= Data supplied =
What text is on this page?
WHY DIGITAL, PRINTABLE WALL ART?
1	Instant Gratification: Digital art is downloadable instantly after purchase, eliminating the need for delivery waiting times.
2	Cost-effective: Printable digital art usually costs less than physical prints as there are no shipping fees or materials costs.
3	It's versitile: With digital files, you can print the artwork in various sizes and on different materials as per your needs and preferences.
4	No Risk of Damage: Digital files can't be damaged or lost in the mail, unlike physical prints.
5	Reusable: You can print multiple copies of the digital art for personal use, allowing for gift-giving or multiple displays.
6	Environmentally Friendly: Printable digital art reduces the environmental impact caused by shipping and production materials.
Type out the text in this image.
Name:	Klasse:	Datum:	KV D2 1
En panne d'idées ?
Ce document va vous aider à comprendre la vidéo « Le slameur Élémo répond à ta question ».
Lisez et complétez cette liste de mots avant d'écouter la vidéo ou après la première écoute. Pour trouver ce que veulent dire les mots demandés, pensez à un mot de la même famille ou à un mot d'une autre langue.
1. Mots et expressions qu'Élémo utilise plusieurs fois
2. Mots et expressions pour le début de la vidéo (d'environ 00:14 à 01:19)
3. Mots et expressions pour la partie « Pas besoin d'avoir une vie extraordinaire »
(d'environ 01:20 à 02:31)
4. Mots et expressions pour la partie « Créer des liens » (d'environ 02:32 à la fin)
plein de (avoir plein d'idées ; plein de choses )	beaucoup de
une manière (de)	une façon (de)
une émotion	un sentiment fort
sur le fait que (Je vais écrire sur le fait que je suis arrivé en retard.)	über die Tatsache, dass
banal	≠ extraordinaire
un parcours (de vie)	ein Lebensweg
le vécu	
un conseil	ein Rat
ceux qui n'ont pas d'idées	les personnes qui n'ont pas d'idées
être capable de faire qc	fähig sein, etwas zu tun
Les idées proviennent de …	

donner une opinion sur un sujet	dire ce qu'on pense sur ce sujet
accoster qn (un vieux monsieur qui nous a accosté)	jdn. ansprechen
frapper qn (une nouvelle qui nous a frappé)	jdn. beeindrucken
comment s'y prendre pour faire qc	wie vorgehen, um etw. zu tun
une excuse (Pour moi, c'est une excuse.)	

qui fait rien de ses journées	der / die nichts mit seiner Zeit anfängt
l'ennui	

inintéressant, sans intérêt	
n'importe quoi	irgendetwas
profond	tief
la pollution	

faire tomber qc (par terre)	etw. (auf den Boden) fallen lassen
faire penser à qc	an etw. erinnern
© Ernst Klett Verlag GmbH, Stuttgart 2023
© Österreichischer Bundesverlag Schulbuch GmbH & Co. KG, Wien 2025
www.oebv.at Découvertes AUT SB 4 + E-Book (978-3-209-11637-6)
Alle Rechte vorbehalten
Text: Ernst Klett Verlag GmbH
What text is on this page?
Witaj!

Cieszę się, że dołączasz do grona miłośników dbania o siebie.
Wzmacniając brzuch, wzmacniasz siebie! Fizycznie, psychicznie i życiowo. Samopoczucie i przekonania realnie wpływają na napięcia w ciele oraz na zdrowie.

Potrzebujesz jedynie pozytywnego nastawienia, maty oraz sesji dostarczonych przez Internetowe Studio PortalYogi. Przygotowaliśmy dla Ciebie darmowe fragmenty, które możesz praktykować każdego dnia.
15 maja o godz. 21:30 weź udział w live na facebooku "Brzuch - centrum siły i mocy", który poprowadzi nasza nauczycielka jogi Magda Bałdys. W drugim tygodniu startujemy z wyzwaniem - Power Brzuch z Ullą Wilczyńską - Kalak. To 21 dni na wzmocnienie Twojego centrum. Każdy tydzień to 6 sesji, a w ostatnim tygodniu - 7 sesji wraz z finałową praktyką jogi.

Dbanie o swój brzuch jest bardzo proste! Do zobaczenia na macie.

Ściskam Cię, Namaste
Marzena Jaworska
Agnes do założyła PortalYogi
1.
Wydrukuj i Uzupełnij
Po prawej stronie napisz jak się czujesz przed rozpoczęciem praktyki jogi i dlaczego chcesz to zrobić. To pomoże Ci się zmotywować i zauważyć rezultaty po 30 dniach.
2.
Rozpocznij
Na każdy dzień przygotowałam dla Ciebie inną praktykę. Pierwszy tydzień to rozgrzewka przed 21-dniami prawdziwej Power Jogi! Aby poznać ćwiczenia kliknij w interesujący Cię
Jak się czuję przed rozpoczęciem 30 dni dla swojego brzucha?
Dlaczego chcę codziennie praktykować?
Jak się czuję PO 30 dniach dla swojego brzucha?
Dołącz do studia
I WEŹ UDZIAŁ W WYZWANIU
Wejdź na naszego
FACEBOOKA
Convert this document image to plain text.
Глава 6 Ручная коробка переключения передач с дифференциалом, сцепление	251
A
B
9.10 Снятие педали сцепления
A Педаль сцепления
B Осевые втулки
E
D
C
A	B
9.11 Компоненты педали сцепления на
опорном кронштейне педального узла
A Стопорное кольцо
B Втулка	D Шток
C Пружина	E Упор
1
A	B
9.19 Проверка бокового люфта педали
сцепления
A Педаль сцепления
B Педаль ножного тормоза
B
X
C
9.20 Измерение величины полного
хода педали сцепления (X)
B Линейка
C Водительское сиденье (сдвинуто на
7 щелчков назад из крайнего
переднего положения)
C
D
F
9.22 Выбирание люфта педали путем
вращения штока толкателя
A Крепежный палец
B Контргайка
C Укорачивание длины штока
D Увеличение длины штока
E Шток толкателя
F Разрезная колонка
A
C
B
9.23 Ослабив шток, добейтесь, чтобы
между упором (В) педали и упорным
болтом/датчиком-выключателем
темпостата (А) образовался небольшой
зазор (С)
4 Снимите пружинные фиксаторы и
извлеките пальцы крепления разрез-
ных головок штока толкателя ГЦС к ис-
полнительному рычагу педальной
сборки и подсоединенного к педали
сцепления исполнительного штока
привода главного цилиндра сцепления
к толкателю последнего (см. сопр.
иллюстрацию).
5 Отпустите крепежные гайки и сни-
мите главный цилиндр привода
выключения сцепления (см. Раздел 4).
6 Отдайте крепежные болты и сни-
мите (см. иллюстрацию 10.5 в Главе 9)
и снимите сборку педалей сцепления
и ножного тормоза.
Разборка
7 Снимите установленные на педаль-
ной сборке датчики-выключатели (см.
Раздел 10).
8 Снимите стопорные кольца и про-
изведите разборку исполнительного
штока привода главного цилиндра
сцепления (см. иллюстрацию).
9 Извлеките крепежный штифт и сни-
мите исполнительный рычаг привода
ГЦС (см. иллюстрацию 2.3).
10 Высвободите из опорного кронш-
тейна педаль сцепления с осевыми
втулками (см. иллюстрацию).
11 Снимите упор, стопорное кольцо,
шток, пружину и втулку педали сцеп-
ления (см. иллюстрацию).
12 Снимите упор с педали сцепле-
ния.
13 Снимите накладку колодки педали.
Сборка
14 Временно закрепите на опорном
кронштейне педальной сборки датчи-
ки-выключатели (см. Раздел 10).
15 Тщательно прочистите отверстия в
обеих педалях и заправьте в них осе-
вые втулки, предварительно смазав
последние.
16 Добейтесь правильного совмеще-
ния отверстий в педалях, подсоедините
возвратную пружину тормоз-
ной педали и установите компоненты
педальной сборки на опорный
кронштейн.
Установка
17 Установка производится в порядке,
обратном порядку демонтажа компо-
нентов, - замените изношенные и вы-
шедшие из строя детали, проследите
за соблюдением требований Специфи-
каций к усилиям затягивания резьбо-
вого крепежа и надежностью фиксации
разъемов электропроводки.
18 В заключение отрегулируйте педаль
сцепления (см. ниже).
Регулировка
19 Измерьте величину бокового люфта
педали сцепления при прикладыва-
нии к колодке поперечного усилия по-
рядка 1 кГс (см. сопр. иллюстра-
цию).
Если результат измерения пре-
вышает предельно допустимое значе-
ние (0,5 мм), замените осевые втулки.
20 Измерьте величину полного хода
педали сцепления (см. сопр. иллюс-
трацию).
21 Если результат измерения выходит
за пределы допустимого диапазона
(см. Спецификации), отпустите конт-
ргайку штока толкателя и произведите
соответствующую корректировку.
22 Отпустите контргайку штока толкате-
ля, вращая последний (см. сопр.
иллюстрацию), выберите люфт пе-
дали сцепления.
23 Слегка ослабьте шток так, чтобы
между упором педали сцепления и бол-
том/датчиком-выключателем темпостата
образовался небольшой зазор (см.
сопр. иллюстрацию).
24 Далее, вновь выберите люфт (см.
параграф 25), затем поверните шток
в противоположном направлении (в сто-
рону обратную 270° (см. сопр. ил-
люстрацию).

= Work to do =
Pick out the lines containing the string "ножного".

= Output for this task =
B Педаль ножного тормоза
и ножного тормоза.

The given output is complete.